** start DATA LISTING **

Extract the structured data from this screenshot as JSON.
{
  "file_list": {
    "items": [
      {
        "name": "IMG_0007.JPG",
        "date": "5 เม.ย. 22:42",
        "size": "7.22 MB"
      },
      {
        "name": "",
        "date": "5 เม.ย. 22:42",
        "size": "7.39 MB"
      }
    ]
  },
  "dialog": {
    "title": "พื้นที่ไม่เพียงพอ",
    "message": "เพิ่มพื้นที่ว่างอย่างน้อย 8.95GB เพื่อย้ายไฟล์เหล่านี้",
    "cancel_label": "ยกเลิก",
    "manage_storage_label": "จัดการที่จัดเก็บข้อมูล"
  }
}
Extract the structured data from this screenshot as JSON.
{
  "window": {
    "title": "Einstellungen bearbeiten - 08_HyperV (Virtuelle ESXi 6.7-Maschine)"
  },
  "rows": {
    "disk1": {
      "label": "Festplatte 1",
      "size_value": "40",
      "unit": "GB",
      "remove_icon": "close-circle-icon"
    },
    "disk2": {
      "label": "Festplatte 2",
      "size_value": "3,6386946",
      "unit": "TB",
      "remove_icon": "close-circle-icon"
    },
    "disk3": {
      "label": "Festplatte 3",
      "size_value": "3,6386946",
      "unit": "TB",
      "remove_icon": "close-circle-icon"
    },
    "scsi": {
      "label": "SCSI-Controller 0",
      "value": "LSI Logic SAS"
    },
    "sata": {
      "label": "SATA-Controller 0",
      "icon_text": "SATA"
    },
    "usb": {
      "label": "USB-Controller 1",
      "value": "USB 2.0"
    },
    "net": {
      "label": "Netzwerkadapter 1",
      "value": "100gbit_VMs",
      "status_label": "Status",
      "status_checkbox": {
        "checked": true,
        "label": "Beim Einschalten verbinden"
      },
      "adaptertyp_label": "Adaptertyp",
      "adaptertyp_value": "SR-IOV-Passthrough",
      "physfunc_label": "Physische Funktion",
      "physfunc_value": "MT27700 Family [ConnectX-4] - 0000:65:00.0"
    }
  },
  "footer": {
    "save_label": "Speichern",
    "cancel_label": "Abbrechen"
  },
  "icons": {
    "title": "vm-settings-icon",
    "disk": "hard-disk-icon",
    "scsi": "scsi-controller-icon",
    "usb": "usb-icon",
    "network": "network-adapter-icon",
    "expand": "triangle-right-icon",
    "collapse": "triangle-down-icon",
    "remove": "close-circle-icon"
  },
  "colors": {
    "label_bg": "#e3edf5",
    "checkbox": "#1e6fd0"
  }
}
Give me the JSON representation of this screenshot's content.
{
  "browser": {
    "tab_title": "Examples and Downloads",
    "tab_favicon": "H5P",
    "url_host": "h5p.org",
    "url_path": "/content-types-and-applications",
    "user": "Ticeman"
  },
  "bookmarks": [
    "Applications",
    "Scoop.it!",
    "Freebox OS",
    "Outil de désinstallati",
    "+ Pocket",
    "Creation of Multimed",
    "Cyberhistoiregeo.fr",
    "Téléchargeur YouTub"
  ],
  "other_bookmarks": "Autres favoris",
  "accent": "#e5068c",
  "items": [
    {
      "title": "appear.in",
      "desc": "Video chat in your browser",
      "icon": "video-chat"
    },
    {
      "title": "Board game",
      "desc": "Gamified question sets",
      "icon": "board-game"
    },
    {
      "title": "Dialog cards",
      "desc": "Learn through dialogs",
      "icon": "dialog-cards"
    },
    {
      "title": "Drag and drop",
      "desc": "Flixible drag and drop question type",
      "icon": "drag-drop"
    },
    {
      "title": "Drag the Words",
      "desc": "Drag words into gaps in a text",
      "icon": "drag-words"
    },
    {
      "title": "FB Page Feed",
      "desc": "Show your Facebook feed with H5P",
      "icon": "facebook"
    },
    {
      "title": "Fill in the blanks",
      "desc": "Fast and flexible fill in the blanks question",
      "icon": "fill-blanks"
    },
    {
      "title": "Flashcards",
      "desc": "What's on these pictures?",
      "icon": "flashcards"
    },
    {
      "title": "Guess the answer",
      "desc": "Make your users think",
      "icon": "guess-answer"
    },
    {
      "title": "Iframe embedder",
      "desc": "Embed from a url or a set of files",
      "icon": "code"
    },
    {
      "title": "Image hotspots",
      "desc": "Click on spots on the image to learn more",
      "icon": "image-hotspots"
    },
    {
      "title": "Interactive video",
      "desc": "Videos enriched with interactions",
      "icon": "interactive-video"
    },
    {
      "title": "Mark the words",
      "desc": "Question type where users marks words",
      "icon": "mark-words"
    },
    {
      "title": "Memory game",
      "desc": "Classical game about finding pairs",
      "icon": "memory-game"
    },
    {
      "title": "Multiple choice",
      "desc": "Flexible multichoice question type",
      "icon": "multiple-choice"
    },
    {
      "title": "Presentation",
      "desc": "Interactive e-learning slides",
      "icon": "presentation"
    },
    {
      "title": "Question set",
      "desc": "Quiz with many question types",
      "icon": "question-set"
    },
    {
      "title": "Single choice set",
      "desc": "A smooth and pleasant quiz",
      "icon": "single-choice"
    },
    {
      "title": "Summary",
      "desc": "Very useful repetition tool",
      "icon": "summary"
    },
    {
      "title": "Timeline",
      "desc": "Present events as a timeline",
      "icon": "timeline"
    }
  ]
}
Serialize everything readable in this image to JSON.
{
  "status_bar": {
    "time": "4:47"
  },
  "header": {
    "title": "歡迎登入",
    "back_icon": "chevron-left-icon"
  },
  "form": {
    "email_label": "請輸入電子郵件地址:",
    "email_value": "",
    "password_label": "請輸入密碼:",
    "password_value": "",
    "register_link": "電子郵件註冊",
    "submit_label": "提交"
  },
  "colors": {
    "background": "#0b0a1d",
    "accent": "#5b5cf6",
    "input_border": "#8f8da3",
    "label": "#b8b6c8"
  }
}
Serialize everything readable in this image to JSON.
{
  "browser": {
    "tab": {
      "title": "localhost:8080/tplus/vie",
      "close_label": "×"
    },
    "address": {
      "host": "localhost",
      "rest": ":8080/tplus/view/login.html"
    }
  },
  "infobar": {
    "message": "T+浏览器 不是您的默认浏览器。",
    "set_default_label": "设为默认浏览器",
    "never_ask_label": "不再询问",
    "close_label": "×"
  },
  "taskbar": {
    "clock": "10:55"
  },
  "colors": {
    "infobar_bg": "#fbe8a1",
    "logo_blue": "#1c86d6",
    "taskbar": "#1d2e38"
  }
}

** end DATA LISTING **

_PROBLEM DETAILS_
Each entry above is to be set down again in exactly the same words.

_SOLUTION FOR THIS TASK_
Extract the structured data from this screenshot as JSON.
{
  "file_list": {
    "items": [
      {
        "name": "IMG_0007.JPG",
        "date": "5 เม.ย. 22:42",
        "size": "7.22 MB"
      },
      {
        "name": "",
        "date": "5 เม.ย. 22:42",
        "size": "7.39 MB"
      }
    ]
  },
  "dialog": {
    "title": "พื้นที่ไม่เพียงพอ",
    "message": "เพิ่มพื้นที่ว่างอย่างน้อย 8.95GB เพื่อย้ายไฟล์เหล่านี้",
    "cancel_label": "ยกเลิก",
    "manage_storage_label": "จัดการที่จัดเก็บข้อมูล"
  }
}
Extract the structured data from this screenshot as JSON.
{
  "window": {
    "title": "Einstellungen bearbeiten - 08_HyperV (Virtuelle ESXi 6.7-Maschine)"
  },
  "rows": {
    "disk1": {
      "label": "Festplatte 1",
      "size_value": "40",
      "unit": "GB",
      "remove_icon": "close-circle-icon"
    },
    "disk2": {
      "label": "Festplatte 2",
      "size_value": "3,6386946",
      "unit": "TB",
      "remove_icon": "close-circle-icon"
    },
    "disk3": {
      "label": "Festplatte 3",
      "size_value": "3,6386946",
      "unit": "TB",
      "remove_icon": "close-circle-icon"
    },
    "scsi": {
      "label": "SCSI-Controller 0",
      "value": "LSI Logic SAS"
    },
    "sata": {
      "label": "SATA-Controller 0",
      "icon_text": "SATA"
    },
    "usb": {
      "label": "USB-Controller 1",
      "value": "USB 2.0"
    },
    "net": {
      "label": "Netzwerkadapter 1",
      "value": "100gbit_VMs",
      "status_label": "Status",
      "status_checkbox": {
        "checked": true,
        "label": "Beim Einschalten verbinden"
      },
      "adaptertyp_label": "Adaptertyp",
      "adaptertyp_value": "SR-IOV-Passthrough",
      "physfunc_label": "Physische Funktion",
      "physfunc_value": "MT27700 Family [ConnectX-4] - 0000:65:00.0"
    }
  },
  "footer": {
    "save_label": "Speichern",
    "cancel_label": "Abbrechen"
  },
  "icons": {
    "title": "vm-settings-icon",
    "disk": "hard-disk-icon",
    "scsi": "scsi-controller-icon",
    "usb": "usb-icon",
    "network": "network-adapter-icon",
    "expand": "triangle-right-icon",
    "collapse": "triangle-down-icon",
    "remove": "close-circle-icon"
  },
  "colors": {
    "label_bg": "#e3edf5",
    "checkbox": "#1e6fd0"
  }
}
Give me the JSON representation of this screenshot's content.
{
  "browser": {
    "tab_title": "Examples and Downloads",
    "tab_favicon": "H5P",
    "url_host": "h5p.org",
    "url_path": "/content-types-and-applications",
    "user": "Ticeman"
  },
  "bookmarks": [
    "Applications",
    "Scoop.it!",
    "Freebox OS",
    "Outil de désinstallati",
    "+ Pocket",
    "Creation of Multimed",
    "Cyberhistoiregeo.fr",
    "Téléchargeur YouTub"
  ],
  "other_bookmarks": "Autres favoris",
  "accent": "#e5068c",
  "items": [
    {
      "title": "appear.in",
      "desc": "Video chat in your browser",
      "icon": "video-chat"
    },
    {
      "title": "Board game",
      "desc": "Gamified question sets",
      "icon": "board-game"
    },
    {
      "title": "Dialog cards",
      "desc": "Learn through dialogs",
      "icon": "dialog-cards"
    },
    {
      "title": "Drag and drop",
      "desc": "Flixible drag and drop question type",
      "icon": "drag-drop"
    },
    {
      "title": "Drag the Words",
      "desc": "Drag words into gaps in a text",
      "icon": "drag-words"
    },
    {
      "title": "FB Page Feed",
      "desc": "Show your Facebook feed with H5P",
      "icon": "facebook"
    },
    {
      "title": "Fill in the blanks",
      "desc": "Fast and flexible fill in the blanks question",
      "icon": "fill-blanks"
    },
    {
      "title": "Flashcards",
      "desc": "What's on these pictures?",
      "icon": "flashcards"
    },
    {
      "title": "Guess the answer",
      "desc": "Make your users think",
      "icon": "guess-answer"
    },
    {
      "title": "Iframe embedder",
      "desc": "Embed from a url or a set of files",
      "icon": "code"
    },
    {
      "title": "Image hotspots",
      "desc": "Click on spots on the image to learn more",
      "icon": "image-hotspots"
    },
    {
      "title": "Interactive video",
      "desc": "Videos enriched with interactions",
      "icon": "interactive-video"
    },
    {
      "title": "Mark the words",
      "desc": "Question type where users marks words",
      "icon": "mark-words"
    },
    {
      "title": "Memory game",
      "desc": "Classical game about finding pairs",
      "icon": "memory-game"
    },
    {
      "title": "Multiple choice",
      "desc": "Flexible multichoice question type",
      "icon": "multiple-choice"
    },
    {
      "title": "Presentation",
      "desc": "Interactive e-learning slides",
      "icon": "presentation"
    },
    {
      "title": "Question set",
      "desc": "Quiz with many question types",
      "icon": "question-set"
    },
    {
      "title": "Single choice set",
      "desc": "A smooth and pleasant quiz",
      "icon": "single-choice"
    },
    {
      "title": "Summary",
      "desc": "Very useful repetition tool",
      "icon": "summary"
    },
    {
      "title": "Timeline",
      "desc": "Present events as a timeline",
      "icon": "timeline"
    }
  ]
}
Serialize everything readable in this image to JSON.
{
  "status_bar": {
    "time": "4:47"
  },
  "header": {
    "title": "歡迎登入",
    "back_icon": "chevron-left-icon"
  },
  "form": {
    "email_label": "請輸入電子郵件地址:",
    "email_value": "",
    "password_label": "請輸入密碼:",
    "password_value": "",
    "register_link": "電子郵件註冊",
    "submit_label": "提交"
  },
  "colors": {
    "background": "#0b0a1d",
    "accent": "#5b5cf6",
    "input_border": "#8f8da3",
    "label": "#b8b6c8"
  }
}
Serialize everything readable in this image to JSON.
{
  "browser": {
    "tab": {
      "title": "localhost:8080/tplus/vie",
      "close_label": "×"
    },
    "address": {
      "host": "localhost",
      "rest": ":8080/tplus/view/login.html"
    }
  },
  "infobar": {
    "message": "T+浏览器 不是您的默认浏览器。",
    "set_default_label": "设为默认浏览器",
    "never_ask_label": "不再询问",
    "close_label": "×"
  },
  "taskbar": {
    "clock": "10:55"
  },
  "colors": {
    "infobar_bg": "#fbe8a1",
    "logo_blue": "#1c86d6",
    "taskbar": "#1d2e38"
  }
}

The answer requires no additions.